→ About this exercise: Make an exact copy of the records, leaving out the images.

→ Information shown:
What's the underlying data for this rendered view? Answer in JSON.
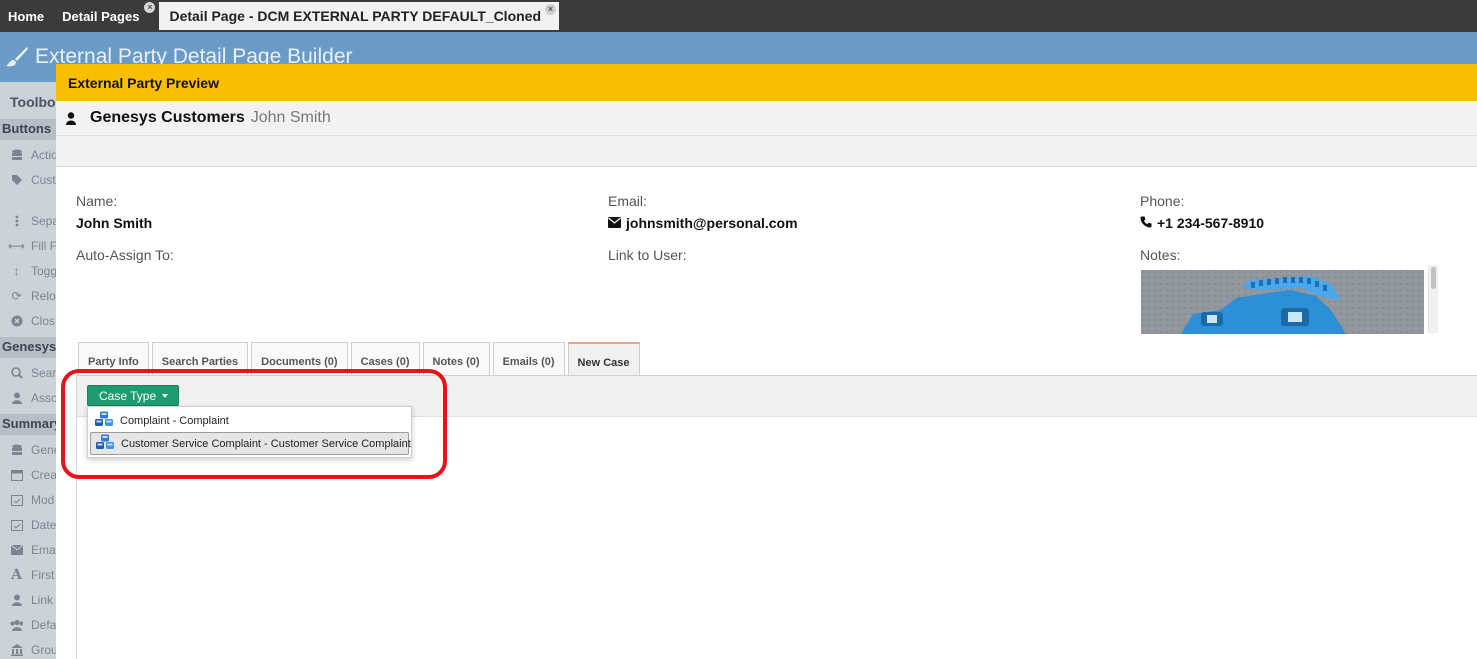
{
  "top_tabs": {
    "home": "Home",
    "detail_pages": "Detail Pages",
    "active": "Detail Page - DCM EXTERNAL PARTY DEFAULT_Cloned"
  },
  "builder": {
    "title": "External Party Detail Page Builder"
  },
  "toolbox": {
    "title": "Toolbo",
    "sections": {
      "buttons": "Buttons",
      "genesys": "Genesys",
      "summary": "Summary"
    },
    "items": {
      "action": "Actio",
      "custom": "Cust",
      "separator": "Sepa",
      "fill": "Fill F",
      "toggle": "Togg",
      "reload": "Relo",
      "close": "Clos",
      "search": "Sear",
      "associate": "Asso",
      "general": "Gene",
      "created": "Crea",
      "modified": "Mod",
      "date": "Date",
      "email": "Ema",
      "first": "First",
      "link": "Link",
      "default": "Defa",
      "group": "Grou"
    }
  },
  "preview": {
    "header": "External Party Preview",
    "party_type": "Genesys Customers",
    "party_name": "John Smith",
    "fields": {
      "name_label": "Name:",
      "name_value": "John Smith",
      "email_label": "Email:",
      "email_value": "johnsmith@personal.com",
      "phone_label": "Phone:",
      "phone_value": "+1 234-567-8910",
      "auto_assign_label": "Auto-Assign To:",
      "link_user_label": "Link to User:",
      "notes_label": "Notes:"
    },
    "tabs": {
      "party_info": "Party Info",
      "search_parties": "Search Parties",
      "documents": "Documents (0)",
      "cases": "Cases (0)",
      "notes": "Notes (0)",
      "emails": "Emails (0)",
      "new_case": "New Case"
    },
    "case_type_button": "Case Type",
    "case_type_options": {
      "complaint": "Complaint - Complaint",
      "customer_service_complaint": "Customer Service Complaint - Customer Service Complaint"
    }
  },
  "colors": {
    "preview_header": "#fbbf00",
    "builder_header": "#6a9bc6",
    "case_type_button": "#1f9b72",
    "highlight": "#e8121b"
  }
}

→ Problem solution:
What's the underlying data for this rendered view? Answer in JSON.
{
  "top_tabs": {
    "home": "Home",
    "detail_pages": "Detail Pages",
    "active": "Detail Page - DCM EXTERNAL PARTY DEFAULT_Cloned"
  },
  "builder": {
    "title": "External Party Detail Page Builder"
  },
  "toolbox": {
    "title": "Toolbo",
    "sections": {
      "buttons": "Buttons",
      "genesys": "Genesys",
      "summary": "Summary"
    },
    "items": {
      "action": "Actio",
      "custom": "Cust",
      "separator": "Sepa",
      "fill": "Fill F",
      "toggle": "Togg",
      "reload": "Relo",
      "close": "Clos",
      "search": "Sear",
      "associate": "Asso",
      "general": "Gene",
      "created": "Crea",
      "modified": "Mod",
      "date": "Date",
      "email": "Ema",
      "first": "First",
      "link": "Link",
      "default": "Defa",
      "group": "Grou"
    }
  },
  "preview": {
    "header": "External Party Preview",
    "party_type": "Genesys Customers",
    "party_name": "John Smith",
    "fields": {
      "name_label": "Name:",
      "name_value": "John Smith",
      "email_label": "Email:",
      "email_value": "johnsmith@personal.com",
      "phone_label": "Phone:",
      "phone_value": "+1 234-567-8910",
      "auto_assign_label": "Auto-Assign To:",
      "link_user_label": "Link to User:",
      "notes_label": "Notes:"
    },
    "tabs": {
      "party_info": "Party Info",
      "search_parties": "Search Parties",
      "documents": "Documents (0)",
      "cases": "Cases (0)",
      "notes": "Notes (0)",
      "emails": "Emails (0)",
      "new_case": "New Case"
    },
    "case_type_button": "Case Type",
    "case_type_options": {
      "complaint": "Complaint - Complaint",
      "customer_service_complaint": "Customer Service Complaint - Customer Service Complaint"
    }
  },
  "colors": {
    "preview_header": "#fbbf00",
    "builder_header": "#6a9bc6",
    "case_type_button": "#1f9b72",
    "highlight": "#e8121b"
  }
}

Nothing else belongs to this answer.